- _What the task requires_: Look at each line of the records and count those with "Nazwa" in them. Please answer with the count alone.

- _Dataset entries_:
+--

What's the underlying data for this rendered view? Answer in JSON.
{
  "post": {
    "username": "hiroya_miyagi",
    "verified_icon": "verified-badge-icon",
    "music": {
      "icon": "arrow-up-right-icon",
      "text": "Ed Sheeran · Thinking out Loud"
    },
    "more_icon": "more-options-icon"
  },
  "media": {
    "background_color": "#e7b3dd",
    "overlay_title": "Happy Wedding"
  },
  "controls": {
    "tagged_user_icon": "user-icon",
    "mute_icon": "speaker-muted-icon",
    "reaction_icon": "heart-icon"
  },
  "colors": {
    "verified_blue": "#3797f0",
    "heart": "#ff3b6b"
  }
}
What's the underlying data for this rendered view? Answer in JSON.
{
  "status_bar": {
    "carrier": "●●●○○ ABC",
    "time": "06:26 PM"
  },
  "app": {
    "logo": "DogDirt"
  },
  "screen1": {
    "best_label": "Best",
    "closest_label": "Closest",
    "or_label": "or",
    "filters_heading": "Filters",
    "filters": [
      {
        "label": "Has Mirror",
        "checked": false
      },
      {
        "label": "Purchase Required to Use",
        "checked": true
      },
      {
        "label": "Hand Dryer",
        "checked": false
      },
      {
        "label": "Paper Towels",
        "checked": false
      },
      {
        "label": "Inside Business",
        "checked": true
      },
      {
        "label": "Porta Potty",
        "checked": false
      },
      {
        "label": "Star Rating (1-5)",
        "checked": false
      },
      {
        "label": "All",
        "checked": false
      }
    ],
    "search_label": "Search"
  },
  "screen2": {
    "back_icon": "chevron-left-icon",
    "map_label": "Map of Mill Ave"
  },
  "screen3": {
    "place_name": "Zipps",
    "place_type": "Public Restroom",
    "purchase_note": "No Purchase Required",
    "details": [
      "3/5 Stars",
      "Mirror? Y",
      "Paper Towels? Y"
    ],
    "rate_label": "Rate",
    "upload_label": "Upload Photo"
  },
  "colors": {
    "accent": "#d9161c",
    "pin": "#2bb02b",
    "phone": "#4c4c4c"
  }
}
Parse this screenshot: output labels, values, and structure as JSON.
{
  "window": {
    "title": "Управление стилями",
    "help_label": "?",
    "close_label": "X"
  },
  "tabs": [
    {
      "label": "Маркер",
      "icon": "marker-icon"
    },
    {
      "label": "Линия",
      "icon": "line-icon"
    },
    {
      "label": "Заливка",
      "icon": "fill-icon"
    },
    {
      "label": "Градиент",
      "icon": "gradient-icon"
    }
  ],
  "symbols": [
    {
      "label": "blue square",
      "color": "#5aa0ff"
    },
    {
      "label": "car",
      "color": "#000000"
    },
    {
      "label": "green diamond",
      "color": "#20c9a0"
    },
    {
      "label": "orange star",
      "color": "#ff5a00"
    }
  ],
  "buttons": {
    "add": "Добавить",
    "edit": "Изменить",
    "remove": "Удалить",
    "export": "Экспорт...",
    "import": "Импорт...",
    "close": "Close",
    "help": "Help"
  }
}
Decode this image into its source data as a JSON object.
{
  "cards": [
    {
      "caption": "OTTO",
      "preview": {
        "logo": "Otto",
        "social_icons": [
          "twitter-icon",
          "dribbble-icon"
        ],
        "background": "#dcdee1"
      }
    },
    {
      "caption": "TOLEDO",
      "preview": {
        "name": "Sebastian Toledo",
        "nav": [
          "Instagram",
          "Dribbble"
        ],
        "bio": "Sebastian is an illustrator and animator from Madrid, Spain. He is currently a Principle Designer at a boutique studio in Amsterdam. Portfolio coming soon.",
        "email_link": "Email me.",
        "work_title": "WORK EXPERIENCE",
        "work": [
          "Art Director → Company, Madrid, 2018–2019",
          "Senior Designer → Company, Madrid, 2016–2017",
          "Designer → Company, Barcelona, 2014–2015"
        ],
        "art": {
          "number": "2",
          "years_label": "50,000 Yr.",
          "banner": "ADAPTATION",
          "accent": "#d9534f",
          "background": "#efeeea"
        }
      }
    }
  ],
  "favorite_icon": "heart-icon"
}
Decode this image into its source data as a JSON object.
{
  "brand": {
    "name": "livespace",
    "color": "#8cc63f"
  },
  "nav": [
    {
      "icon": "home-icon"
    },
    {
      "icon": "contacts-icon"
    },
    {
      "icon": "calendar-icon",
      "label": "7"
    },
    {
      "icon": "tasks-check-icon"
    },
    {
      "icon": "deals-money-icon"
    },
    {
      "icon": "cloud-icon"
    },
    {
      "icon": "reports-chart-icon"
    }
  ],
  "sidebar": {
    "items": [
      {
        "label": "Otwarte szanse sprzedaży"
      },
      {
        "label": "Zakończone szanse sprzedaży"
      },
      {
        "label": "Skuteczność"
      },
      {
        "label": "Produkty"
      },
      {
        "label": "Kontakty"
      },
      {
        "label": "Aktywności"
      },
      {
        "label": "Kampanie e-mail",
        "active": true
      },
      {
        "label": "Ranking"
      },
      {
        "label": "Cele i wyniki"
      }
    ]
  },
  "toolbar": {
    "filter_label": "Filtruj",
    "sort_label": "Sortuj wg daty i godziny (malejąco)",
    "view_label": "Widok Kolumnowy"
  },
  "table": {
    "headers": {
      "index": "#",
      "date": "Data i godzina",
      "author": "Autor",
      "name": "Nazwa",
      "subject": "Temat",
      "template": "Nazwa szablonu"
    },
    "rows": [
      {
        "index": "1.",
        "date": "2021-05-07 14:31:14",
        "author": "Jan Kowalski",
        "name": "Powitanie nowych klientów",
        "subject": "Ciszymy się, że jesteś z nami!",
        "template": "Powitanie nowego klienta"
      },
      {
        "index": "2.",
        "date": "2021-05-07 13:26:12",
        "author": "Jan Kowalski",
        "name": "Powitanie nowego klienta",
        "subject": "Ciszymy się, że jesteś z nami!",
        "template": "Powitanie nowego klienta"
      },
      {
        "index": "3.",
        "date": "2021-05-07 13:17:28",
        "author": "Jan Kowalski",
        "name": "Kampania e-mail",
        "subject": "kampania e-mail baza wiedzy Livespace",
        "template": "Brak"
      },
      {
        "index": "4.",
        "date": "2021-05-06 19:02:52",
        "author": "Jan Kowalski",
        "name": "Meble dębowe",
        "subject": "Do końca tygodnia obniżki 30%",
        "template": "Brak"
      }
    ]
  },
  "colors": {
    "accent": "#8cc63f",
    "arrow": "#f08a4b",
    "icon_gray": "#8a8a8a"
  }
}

+--

- _Solution_: 2